INSTRUCTION -
Reproduce every record below exactly as written, but leave out any pictures.

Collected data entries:
▬▬▬▬▬▬▬▬▬▬

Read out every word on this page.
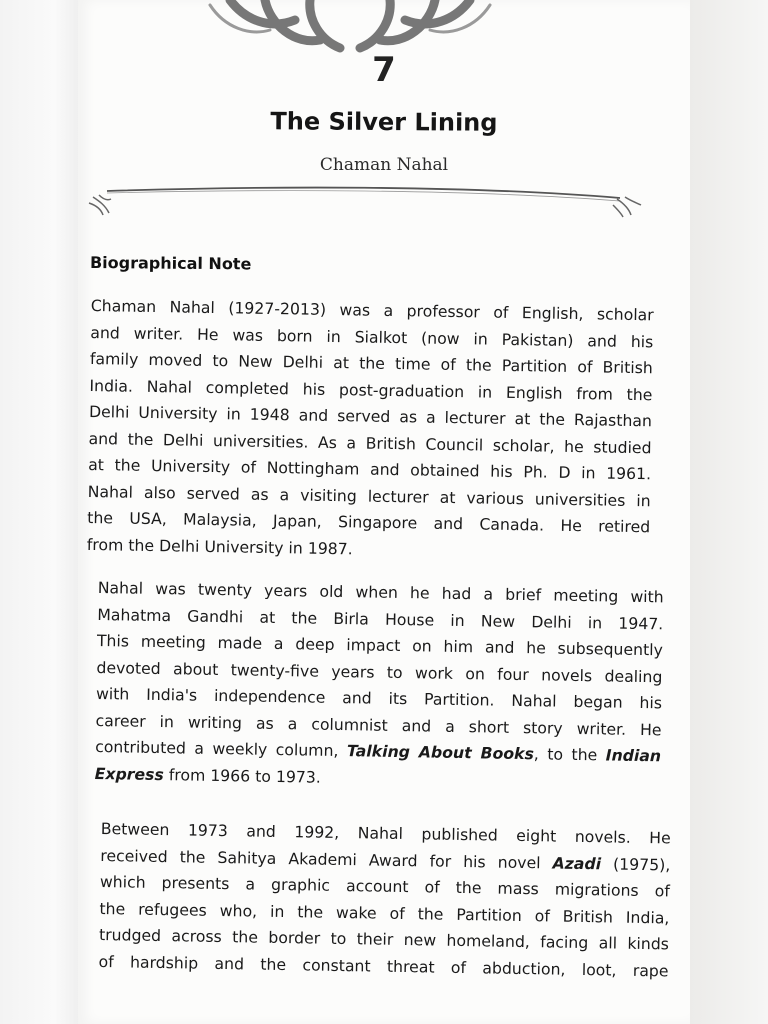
7
The Silver Lining
Chaman Nahal
Biographical Note
Chaman Nahal (1927-2013) was a professor of English, scholar
and writer. He was born in Sialkot (now in Pakistan) and his
family moved to New Delhi at the time of the Partition of British
India. Nahal completed his post-graduation in English from the
Delhi University in 1948 and served as a lecturer at the Rajasthan
and the Delhi universities. As a British Council scholar, he studied
at the University of Nottingham and obtained his Ph. D in 1961.
Nahal also served as a visiting lecturer at various universities in
the USA, Malaysia, Japan, Singapore and Canada. He retired
from the Delhi University in 1987.
Nahal was twenty years old when he had a brief meeting with
Mahatma Gandhi at the Birla House in New Delhi in 1947.
This meeting made a deep impact on him and he subsequently
devoted about twenty-five years to work on four novels dealing
with India's independence and its Partition. Nahal began his
career in writing as a columnist and a short story writer. He
contributed a weekly column, Talking About Books, to the Indian
Express from 1966 to 1973.
Between 1973 and 1992, Nahal published eight novels. He
received the Sahitya Akademi Award for his novel Azadi (1975),
which presents a graphic account of the mass migrations of
the refugees who, in the wake of the Partition of British India,
trudged across the border to their new homeland, facing all kinds
of hardship and the constant threat of abduction, loot, rape
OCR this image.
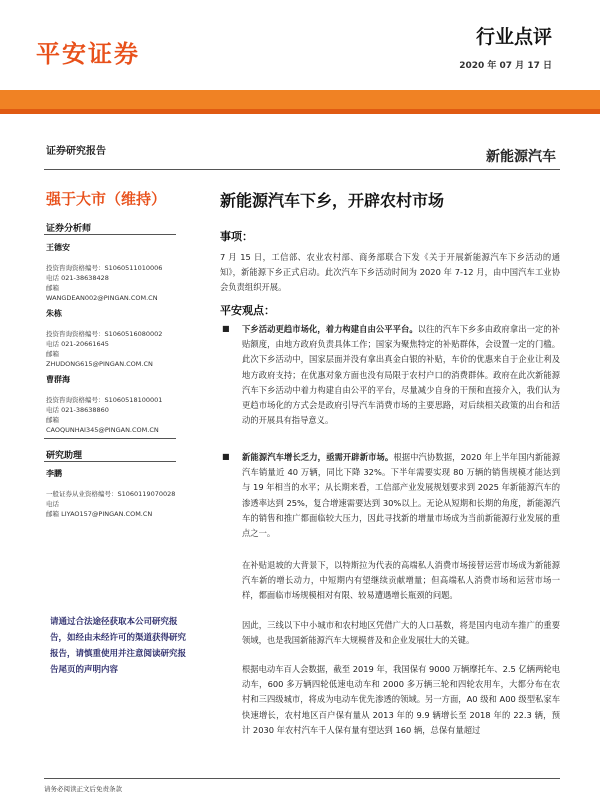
平安证券
行业点评
2020 年 07 月 17 日
证券研究报告	新能源汽车
强于大市（维持）	新能源汽车下乡，开辟农村市场
证券分析师
王德安
投资咨询资格编号：S1060511010006
电话 021-38638428
邮箱
WANGDEAN002@PINGAN.COM.CN
朱栋
投资咨询资格编号：S1060516080002
电话 021-20661645
邮箱
ZHUDONG615@PINGAN.COM.CN
曹群海
投资咨询资格编号：S1060518100001
电话 021-38638860
邮箱
CAOQUNHAI345@PINGAN.COM.CN
研究助理
李鹏
一般证券从业资格编号：S1060119070028
电话
邮箱 LIYAO157@PINGAN.COM.CN
请通过合法途径获取本公司研究报告，如经由未经许可的渠道获得研究报告，请慎重使用并注意阅读研究报告尾页的声明内容
事项：
7 月 15 日，工信部、农业农村部、商务部联合下发《关于开展新能源汽车下乡活动的通知》，新能源下乡正式启动。此次汽车下乡活动时间为 2020 年 7-12 月，由中国汽车工业协会负责组织开展。
平安观点：
■ 下乡活动更趋市场化，着力构建自由公平平台。以往的汽车下乡多由政府拿出一定的补贴额度，由地方政府负责具体工作；国家为聚焦特定的补贴群体，会设置一定的门槛。此次下乡活动中，国家层面并没有拿出真金白银的补贴，车价的优惠来自于企业让利及地方政府支持；在优惠对象方面也没有局限于农村户口的消费群体。政府在此次新能源汽车下乡活动中着力构建自由公平的平台，尽量减少自身的干预和直接介入，我们认为更趋市场化的方式会是政府引导汽车消费市场的主要思路，对后续相关政策的出台和活动的开展具有指导意义。
■ 新能源汽车增长乏力，亟需开辟新市场。根据中汽协数据，2020 年上半年国内新能源汽车销量近 40 万辆，同比下降 32%。下半年需要实现 80 万辆的销售规模才能达到与 19 年相当的水平；从长期来看，工信部产业发展规划要求到 2025 年新能源汽车的渗透率达到 25%，复合增速需要达到 30%以上。无论从短期和长期的角度，新能源汽车的销售和推广都面临较大压力，因此寻找新的增量市场成为当前新能源行业发展的重点之一。
在补贴退坡的大背景下，以特斯拉为代表的高端私人消费市场接替运营市场成为新能源汽车新的增长动力，中短期内有望继续贡献增量；但高端私人消费市场和运营市场一样，都面临市场规模相对有限、较易遭遇增长瓶颈的问题。
因此，三线以下中小城市和农村地区凭借广大的人口基数，将是国内电动车推广的重要领域，也是我国新能源汽车大规模普及和企业发展壮大的关键。
根据电动车百人会数据，截至 2019 年，我国保有 9000 万辆摩托车、2.5 亿辆两轮电动车，600 多万辆四轮低速电动车和 2000 多万辆三轮和四轮农用车，大都分布在农村和三四级城市，将成为电动车优先渗透的领域。另一方面，A0 级和 A00 级型私家车快速增长，农村地区百户保有量从 2013 年的 9.9 辆增长至 2018 年的 22.3 辆，预计 2030 年农村汽车千人保有量有望达到 160 辆，总保有量超过
请务必阅读正文后免责条款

▬▬▬▬▬▬▬▬▬▬

FINISHED ANSWER -
Read out every word on this page.
7
The Silver Lining
Chaman Nahal
Biographical Note
Chaman Nahal (1927-2013) was a professor of English, scholar
and writer. He was born in Sialkot (now in Pakistan) and his
family moved to New Delhi at the time of the Partition of British
India. Nahal completed his post-graduation in English from the
Delhi University in 1948 and served as a lecturer at the Rajasthan
and the Delhi universities. As a British Council scholar, he studied
at the University of Nottingham and obtained his Ph. D in 1961.
Nahal also served as a visiting lecturer at various universities in
the USA, Malaysia, Japan, Singapore and Canada. He retired
from the Delhi University in 1987.
Nahal was twenty years old when he had a brief meeting with
Mahatma Gandhi at the Birla House in New Delhi in 1947.
This meeting made a deep impact on him and he subsequently
devoted about twenty-five years to work on four novels dealing
with India's independence and its Partition. Nahal began his
career in writing as a columnist and a short story writer. He
contributed a weekly column, Talking About Books, to the Indian
Express from 1966 to 1973.
Between 1973 and 1992, Nahal published eight novels. He
received the Sahitya Akademi Award for his novel Azadi (1975),
which presents a graphic account of the mass migrations of
the refugees who, in the wake of the Partition of British India,
trudged across the border to their new homeland, facing all kinds
of hardship and the constant threat of abduction, loot, rape
OCR this image.
平安证券
行业点评
2020 年 07 月 17 日
证券研究报告	新能源汽车
强于大市（维持）	新能源汽车下乡，开辟农村市场
证券分析师
王德安
投资咨询资格编号：S1060511010006
电话 021-38638428
邮箱
WANGDEAN002@PINGAN.COM.CN
朱栋
投资咨询资格编号：S1060516080002
电话 021-20661645
邮箱
ZHUDONG615@PINGAN.COM.CN
曹群海
投资咨询资格编号：S1060518100001
电话 021-38638860
邮箱
CAOQUNHAI345@PINGAN.COM.CN
研究助理
李鹏
一般证券从业资格编号：S1060119070028
电话
邮箱 LIYAO157@PINGAN.COM.CN
请通过合法途径获取本公司研究报告，如经由未经许可的渠道获得研究报告，请慎重使用并注意阅读研究报告尾页的声明内容
事项：
7 月 15 日，工信部、农业农村部、商务部联合下发《关于开展新能源汽车下乡活动的通知》，新能源下乡正式启动。此次汽车下乡活动时间为 2020 年 7-12 月，由中国汽车工业协会负责组织开展。
平安观点：
■ 下乡活动更趋市场化，着力构建自由公平平台。以往的汽车下乡多由政府拿出一定的补贴额度，由地方政府负责具体工作；国家为聚焦特定的补贴群体，会设置一定的门槛。此次下乡活动中，国家层面并没有拿出真金白银的补贴，车价的优惠来自于企业让利及地方政府支持；在优惠对象方面也没有局限于农村户口的消费群体。政府在此次新能源汽车下乡活动中着力构建自由公平的平台，尽量减少自身的干预和直接介入，我们认为更趋市场化的方式会是政府引导汽车消费市场的主要思路，对后续相关政策的出台和活动的开展具有指导意义。
■ 新能源汽车增长乏力，亟需开辟新市场。根据中汽协数据，2020 年上半年国内新能源汽车销量近 40 万辆，同比下降 32%。下半年需要实现 80 万辆的销售规模才能达到与 19 年相当的水平；从长期来看，工信部产业发展规划要求到 2025 年新能源汽车的渗透率达到 25%，复合增速需要达到 30%以上。无论从短期和长期的角度，新能源汽车的销售和推广都面临较大压力，因此寻找新的增量市场成为当前新能源行业发展的重点之一。
在补贴退坡的大背景下，以特斯拉为代表的高端私人消费市场接替运营市场成为新能源汽车新的增长动力，中短期内有望继续贡献增量；但高端私人消费市场和运营市场一样，都面临市场规模相对有限、较易遭遇增长瓶颈的问题。
因此，三线以下中小城市和农村地区凭借广大的人口基数，将是国内电动车推广的重要领域，也是我国新能源汽车大规模普及和企业发展壮大的关键。
根据电动车百人会数据，截至 2019 年，我国保有 9000 万辆摩托车、2.5 亿辆两轮电动车，600 多万辆四轮低速电动车和 2000 多万辆三轮和四轮农用车，大都分布在农村和三四级城市，将成为电动车优先渗透的领域。另一方面，A0 级和 A00 级型私家车快速增长，农村地区百户保有量从 2013 年的 9.9 辆增长至 2018 年的 22.3 辆，预计 2030 年农村汽车千人保有量有望达到 160 辆，总保有量超过
请务必阅读正文后免责条款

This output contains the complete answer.